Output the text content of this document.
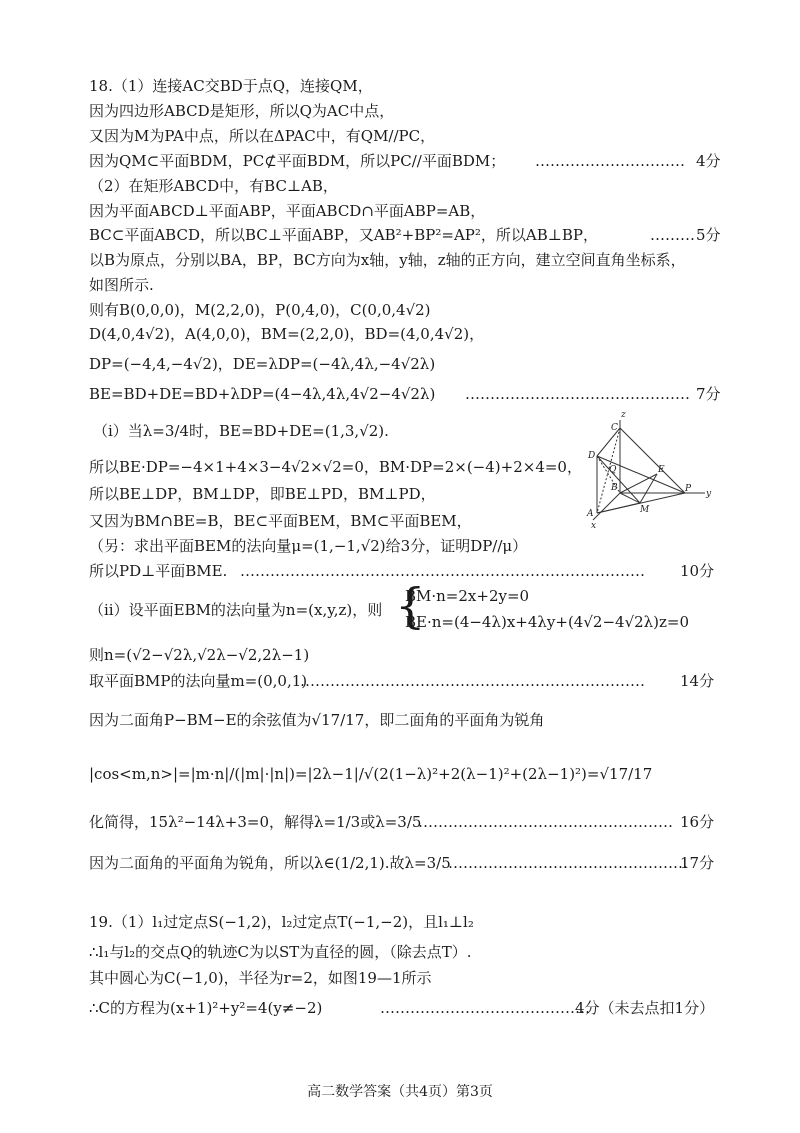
18.（1）连接AC交BD于点Q，连接QM，
因为四边形ABCD是矩形，所以Q为AC中点，
又因为M为PA中点，所以在ΔPAC中，有QM//PC，
因为QM⊂平面BDM，PC⊄平面BDM，所以PC//平面BDM； ………………………… 4分
（2）在矩形ABCD中，有BC⊥AB，
因为平面ABCD⊥平面ABP，平面ABCD∩平面ABP=AB，
BC⊂平面ABCD，所以BC⊥平面ABP，又AB²+BP²=AP²，所以AB⊥BP，	……… 5分
以B为原点，分别以BA，BP，BC方向为x轴，y轴，z轴的正方向，建立空间直角坐标系，
如图所示.
则有B(0,0,0)，M(2,2,0)，P(0,4,0)，C(0,0,4√2)
D(4,0,4√2)，A(4,0,0)，BM=(2,2,0)，BD=(4,0,4√2)，
DP=(−4,4,−4√2)，DE=λDP=(−4λ,4λ,−4√2λ)
BE=BD+DE=BD+λDP=(4−4λ,4λ,4√2−4√2λ) ……………………………………… 7分
（i）当λ=3/4时，BE=BD+DE=(1,3,√2).
所以BE·DP=−4×1+4×3−4√2×√2=0，BM·DP=2×(−4)+2×4=0，
所以BE⊥DP，BM⊥DP，即BE⊥PD，BM⊥PD，
又因为BM∩BE=B，BE⊂平面BEM，BM⊂平面BEM，
（另：求出平面BEM的法向量μ=(1,−1,√2)给3分，证明DP//μ）
所以PD⊥平面BME. ……………………………………………………………………… 10分
（ii）设平面EBM的法向量为n=(x,y,z)，则 {
BM·n=2x+2y=0
BE·n=(4−4λ)x+4λy+(4√2−4√2λ)z=0
则n=(√2−√2λ,√2λ−√2,2λ−1)
取平面BMP的法向量m=(0,0,1)
…………………………………………………………… 14分
因为二面角P−BM−E的余弦值为√17/17，即二面角的平面角为锐角
|cos<m,n>|=|m·n|/(|m|·|n|)=|2λ−1|/√(2(1−λ)²+2(λ−1)²+(2λ−1)²)=√17/17
化简得，15λ²−14λ+3=0，解得λ=1/3或λ=3/5
…………………………………………… 16分
因为二面角的平面角为锐角，所以λ∈(1/2,1).故λ=3/5
…………………………………………
17分
19.（1）l₁过定点S(−1,2)，l₂过定点T(−1,−2)，且l₁⊥l₂
∴l₁与l₂的交点Q的轨迹C为以ST为直径的圆，（除去点T）.
其中圆心为C(−1,0)，半径为r=2，如图19—1所示
∴C的方程为(x+1)²+y²=4(y≠−2)	……………………………………
4分（未去点扣1分）
z
C
D
Q	E
B	P y
A	M
x
高二数学答案（共4页）第3页
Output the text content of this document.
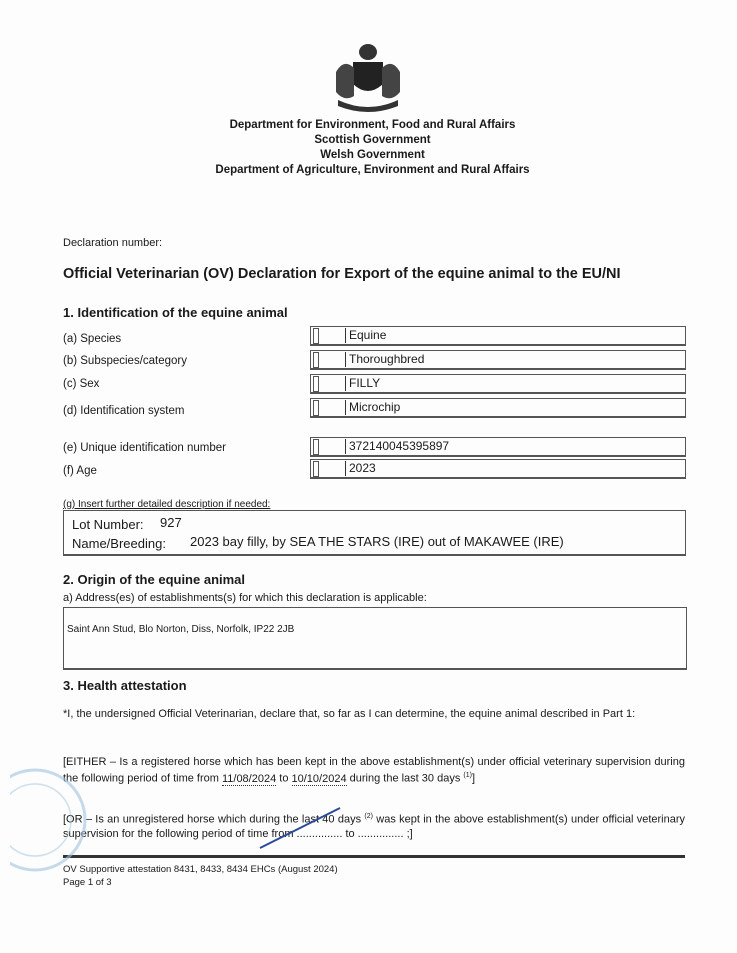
Department for Environment, Food and Rural Affairs
Scottish Government
Welsh Government
Department of Agriculture, Environment and Rural Affairs
Declaration number:
Official Veterinarian (OV) Declaration for Export of the equine animal to the EU/NI
1. Identification of the equine animal
(a) Species	Equine
(b) Subspecies/category	Thoroughbred
(c) Sex	FILLY
(d) Identification system	Microchip
(e) Unique identification number	372140045395897
(f) Age	2023
(g) Insert further detailed description if needed:
Lot Number: 927
Name/Breeding: 2023 bay filly, by SEA THE STARS (IRE) out of MAKAWEE (IRE)
2. Origin of the equine animal
a) Address(es) of establishments(s) for which this declaration is applicable:
Saint Ann Stud, Blo Norton, Diss, Norfolk, IP22 2JB
3. Health attestation
*I, the undersigned Official Veterinarian, declare that, so far as I can determine, the equine animal described in Part 1:
[EITHER – Is a registered horse which has been kept in the above establishment(s) under official veterinary supervision during the following period of time from 11/08/2024 to 10/10/2024 during the last 30 days $^{(1)}$]
[OR – Is an unregistered horse which during the last 40 days $^{(2)}$ was kept in the above establishment(s) under official veterinary supervision for the following period of time from ............... to ............... ;]
OV Supportive attestation 8431, 8433, 8434 EHCs (August 2024)
Page 1 of 3
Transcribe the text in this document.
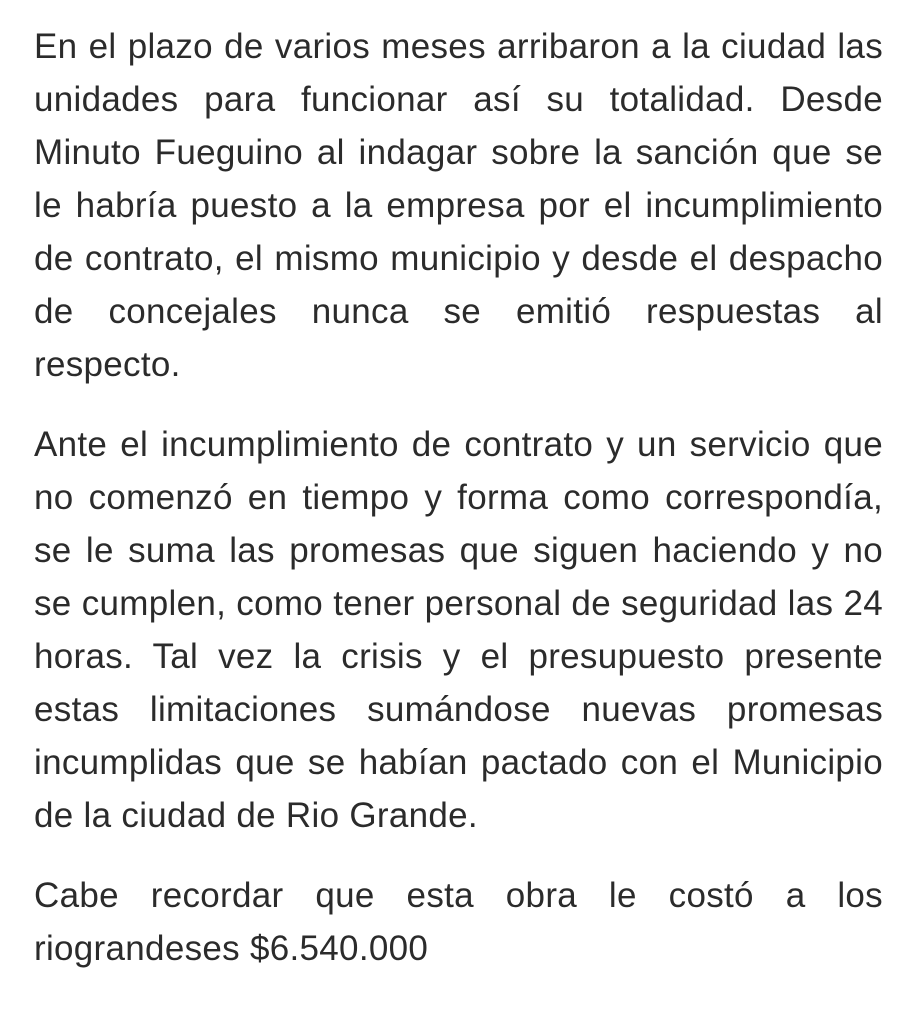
En el plazo de varios meses arribaron a la ciudad las unidades para funcionar así su totalidad. Desde Minuto Fueguino al indagar sobre la sanción que se le habría puesto a la empresa por el incumplimiento de contrato, el mismo municipio y desde el despacho de concejales nunca se emitió respuestas al respecto.

Ante el incumplimiento de contrato y un servicio que no comenzó en tiempo y forma como correspondía, se le suma las promesas que siguen haciendo y no se cumplen, como tener personal de seguridad las 24 horas. Tal vez la crisis y el presupuesto presente estas limitaciones sumándose nuevas promesas incumplidas que se habían pactado con el Municipio de la ciudad de Rio Grande.

Cabe recordar que esta obra le costó a los riograndeses $6.540.000
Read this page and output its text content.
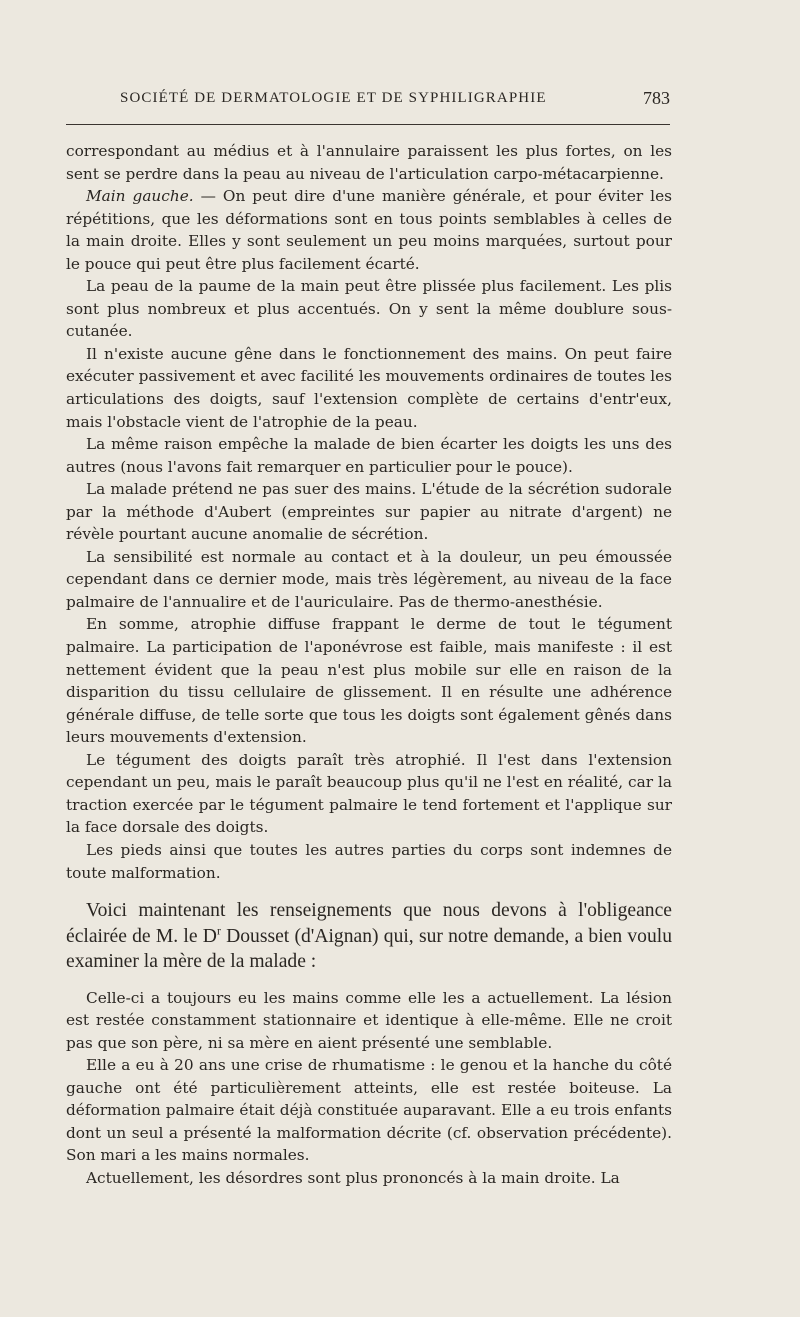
SOCIÉTÉ DE DERMATOLOGIE ET DE SYPHILIGRAPHIE	783

correspondant au médius et à l'annulaire paraissent les plus fortes, on les sent se perdre dans la peau au niveau de l'articulation carpo-métacarpienne.

Main gauche. — On peut dire d'une manière générale, et pour éviter les répétitions, que les déformations sont en tous points semblables à celles de la main droite. Elles y sont seulement un peu moins marquées, surtout pour le pouce qui peut être plus facilement écarté.

La peau de la paume de la main peut être plissée plus facilement. Les plis sont plus nombreux et plus accentués. On y sent la même doublure sous-cutanée.

Il n'existe aucune gêne dans le fonctionnement des mains. On peut faire exécuter passivement et avec facilité les mouvements ordinaires de toutes les articulations des doigts, sauf l'extension complète de certains d'entr'eux, mais l'obstacle vient de l'atrophie de la peau.

La même raison empêche la malade de bien écarter les doigts les uns des autres (nous l'avons fait remarquer en particulier pour le pouce).

La malade prétend ne pas suer des mains. L'étude de la sécrétion sudorale par la méthode d'Aubert (empreintes sur papier au nitrate d'argent) ne révèle pourtant aucune anomalie de sécrétion.

La sensibilité est normale au contact et à la douleur, un peu émoussée cependant dans ce dernier mode, mais très légèrement, au niveau de la face palmaire de l'annualire et de l'auriculaire. Pas de thermo-anesthésie.

En somme, atrophie diffuse frappant le derme de tout le tégument palmaire. La participation de l'aponévrose est faible, mais manifeste : il est nettement évident que la peau n'est plus mobile sur elle en raison de la disparition du tissu cellulaire de glissement. Il en résulte une adhérence générale diffuse, de telle sorte que tous les doigts sont également gênés dans leurs mouvements d'extension.

Le tégument des doigts paraît très atrophié. Il l'est dans l'extension cependant un peu, mais le paraît beaucoup plus qu'il ne l'est en réalité, car la traction exercée par le tégument palmaire le tend fortement et l'applique sur la face dorsale des doigts.

Les pieds ainsi que toutes les autres parties du corps sont indemnes de toute malformation.

Voici maintenant les renseignements que nous devons à l'obligeance éclairée de M. le $D^r$ Dousset (d'Aignan) qui, sur notre demande, a bien voulu examiner la mère de la malade :

Celle-ci a toujours eu les mains comme elle les a actuellement. La lésion est restée constamment stationnaire et identique à elle-même. Elle ne croit pas que son père, ni sa mère en aient présenté une semblable.

Elle a eu à 20 ans une crise de rhumatisme : le genou et la hanche du côté gauche ont été particulièrement atteints, elle est restée boiteuse. La déformation palmaire était déjà constituée auparavant. Elle a eu trois enfants dont un seul a présenté la malformation décrite (cf. observation précédente). Son mari a les mains normales.

Actuellement, les désordres sont plus prononcés à la main droite. La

**Aim**
Reproduce all the records verbatim, excluding images.

**Answer to the problem**
Output the text content of this document.
18.（1）连接AC交BD于点Q，连接QM，
因为四边形ABCD是矩形，所以Q为AC中点，
又因为M为PA中点，所以在ΔPAC中，有QM//PC，
因为QM⊂平面BDM，PC⊄平面BDM，所以PC//平面BDM； ………………………… 4分
（2）在矩形ABCD中，有BC⊥AB，
因为平面ABCD⊥平面ABP，平面ABCD∩平面ABP=AB，
BC⊂平面ABCD，所以BC⊥平面ABP，又AB²+BP²=AP²，所以AB⊥BP，	……… 5分
以B为原点，分别以BA，BP，BC方向为x轴，y轴，z轴的正方向，建立空间直角坐标系，
如图所示.
则有B(0,0,0)，M(2,2,0)，P(0,4,0)，C(0,0,4√2)
D(4,0,4√2)，A(4,0,0)，BM=(2,2,0)，BD=(4,0,4√2)，
DP=(−4,4,−4√2)，DE=λDP=(−4λ,4λ,−4√2λ)
BE=BD+DE=BD+λDP=(4−4λ,4λ,4√2−4√2λ) ……………………………………… 7分
（i）当λ=3/4时，BE=BD+DE=(1,3,√2).
所以BE·DP=−4×1+4×3−4√2×√2=0，BM·DP=2×(−4)+2×4=0，
所以BE⊥DP，BM⊥DP，即BE⊥PD，BM⊥PD，
又因为BM∩BE=B，BE⊂平面BEM，BM⊂平面BEM，
（另：求出平面BEM的法向量μ=(1,−1,√2)给3分，证明DP//μ）
所以PD⊥平面BME. ……………………………………………………………………… 10分
（ii）设平面EBM的法向量为n=(x,y,z)，则 {
BM·n=2x+2y=0
BE·n=(4−4λ)x+4λy+(4√2−4√2λ)z=0
则n=(√2−√2λ,√2λ−√2,2λ−1)
取平面BMP的法向量m=(0,0,1)
…………………………………………………………… 14分
因为二面角P−BM−E的余弦值为√17/17，即二面角的平面角为锐角
|cos<m,n>|=|m·n|/(|m|·|n|)=|2λ−1|/√(2(1−λ)²+2(λ−1)²+(2λ−1)²)=√17/17
化简得，15λ²−14λ+3=0，解得λ=1/3或λ=3/5
…………………………………………… 16分
因为二面角的平面角为锐角，所以λ∈(1/2,1).故λ=3/5
…………………………………………
17分
19.（1）l₁过定点S(−1,2)，l₂过定点T(−1,−2)，且l₁⊥l₂
∴l₁与l₂的交点Q的轨迹C为以ST为直径的圆，（除去点T）.
其中圆心为C(−1,0)，半径为r=2，如图19—1所示
∴C的方程为(x+1)²+y²=4(y≠−2)	……………………………………
4分（未去点扣1分）
z
C
D
Q	E
B	P y
A	M
x
高二数学答案（共4页）第3页
Output the text content of this document.
Department for Environment, Food and Rural Affairs
Scottish Government
Welsh Government
Department of Agriculture, Environment and Rural Affairs
Declaration number:
Official Veterinarian (OV) Declaration for Export of the equine animal to the EU/NI
1. Identification of the equine animal
(a) Species	Equine
(b) Subspecies/category	Thoroughbred
(c) Sex	FILLY
(d) Identification system	Microchip
(e) Unique identification number	372140045395897
(f) Age	2023
(g) Insert further detailed description if needed:
Lot Number: 927
Name/Breeding: 2023 bay filly, by SEA THE STARS (IRE) out of MAKAWEE (IRE)
2. Origin of the equine animal
a) Address(es) of establishments(s) for which this declaration is applicable:
Saint Ann Stud, Blo Norton, Diss, Norfolk, IP22 2JB
3. Health attestation
*I, the undersigned Official Veterinarian, declare that, so far as I can determine, the equine animal described in Part 1:
[EITHER – Is a registered horse which has been kept in the above establishment(s) under official veterinary supervision during the following period of time from 11/08/2024 to 10/10/2024 during the last 30 days $^{(1)}$]
[OR – Is an unregistered horse which during the last 40 days $^{(2)}$ was kept in the above establishment(s) under official veterinary supervision for the following period of time from ............... to ............... ;]
OV Supportive attestation 8431, 8433, 8434 EHCs (August 2024)
Page 1 of 3
Transcribe the text in this document.
En el plazo de varios meses arribaron a la ciudad las unidades para funcionar así su totalidad. Desde Minuto Fueguino al indagar sobre la sanción que se le habría puesto a la empresa por el incumplimiento de contrato, el mismo municipio y desde el despacho de concejales nunca se emitió respuestas al respecto.

Ante el incumplimiento de contrato y un servicio que no comenzó en tiempo y forma como correspondía, se le suma las promesas que siguen haciendo y no se cumplen, como tener personal de seguridad las 24 horas. Tal vez la crisis y el presupuesto presente estas limitaciones sumándose nuevas promesas incumplidas que se habían pactado con el Municipio de la ciudad de Rio Grande.

Cabe recordar que esta obra le costó a los riograndeses $6.540.000
Read this page and output its text content.
SOCIÉTÉ DE DERMATOLOGIE ET DE SYPHILIGRAPHIE	783

correspondant au médius et à l'annulaire paraissent les plus fortes, on les sent se perdre dans la peau au niveau de l'articulation carpo-métacarpienne.

Main gauche. — On peut dire d'une manière générale, et pour éviter les répétitions, que les déformations sont en tous points semblables à celles de la main droite. Elles y sont seulement un peu moins marquées, surtout pour le pouce qui peut être plus facilement écarté.

La peau de la paume de la main peut être plissée plus facilement. Les plis sont plus nombreux et plus accentués. On y sent la même doublure sous-cutanée.

Il n'existe aucune gêne dans le fonctionnement des mains. On peut faire exécuter passivement et avec facilité les mouvements ordinaires de toutes les articulations des doigts, sauf l'extension complète de certains d'entr'eux, mais l'obstacle vient de l'atrophie de la peau.

La même raison empêche la malade de bien écarter les doigts les uns des autres (nous l'avons fait remarquer en particulier pour le pouce).

La malade prétend ne pas suer des mains. L'étude de la sécrétion sudorale par la méthode d'Aubert (empreintes sur papier au nitrate d'argent) ne révèle pourtant aucune anomalie de sécrétion.

La sensibilité est normale au contact et à la douleur, un peu émoussée cependant dans ce dernier mode, mais très légèrement, au niveau de la face palmaire de l'annualire et de l'auriculaire. Pas de thermo-anesthésie.

En somme, atrophie diffuse frappant le derme de tout le tégument palmaire. La participation de l'aponévrose est faible, mais manifeste : il est nettement évident que la peau n'est plus mobile sur elle en raison de la disparition du tissu cellulaire de glissement. Il en résulte une adhérence générale diffuse, de telle sorte que tous les doigts sont également gênés dans leurs mouvements d'extension.

Le tégument des doigts paraît très atrophié. Il l'est dans l'extension cependant un peu, mais le paraît beaucoup plus qu'il ne l'est en réalité, car la traction exercée par le tégument palmaire le tend fortement et l'applique sur la face dorsale des doigts.

Les pieds ainsi que toutes les autres parties du corps sont indemnes de toute malformation.

Voici maintenant les renseignements que nous devons à l'obligeance éclairée de M. le $D^r$ Dousset (d'Aignan) qui, sur notre demande, a bien voulu examiner la mère de la malade :

Celle-ci a toujours eu les mains comme elle les a actuellement. La lésion est restée constamment stationnaire et identique à elle-même. Elle ne croit pas que son père, ni sa mère en aient présenté une semblable.

Elle a eu à 20 ans une crise de rhumatisme : le genou et la hanche du côté gauche ont été particulièrement atteints, elle est restée boiteuse. La déformation palmaire était déjà constituée auparavant. Elle a eu trois enfants dont un seul a présenté la malformation décrite (cf. observation précédente). Son mari a les mains normales.

Actuellement, les désordres sont plus prononcés à la main droite. La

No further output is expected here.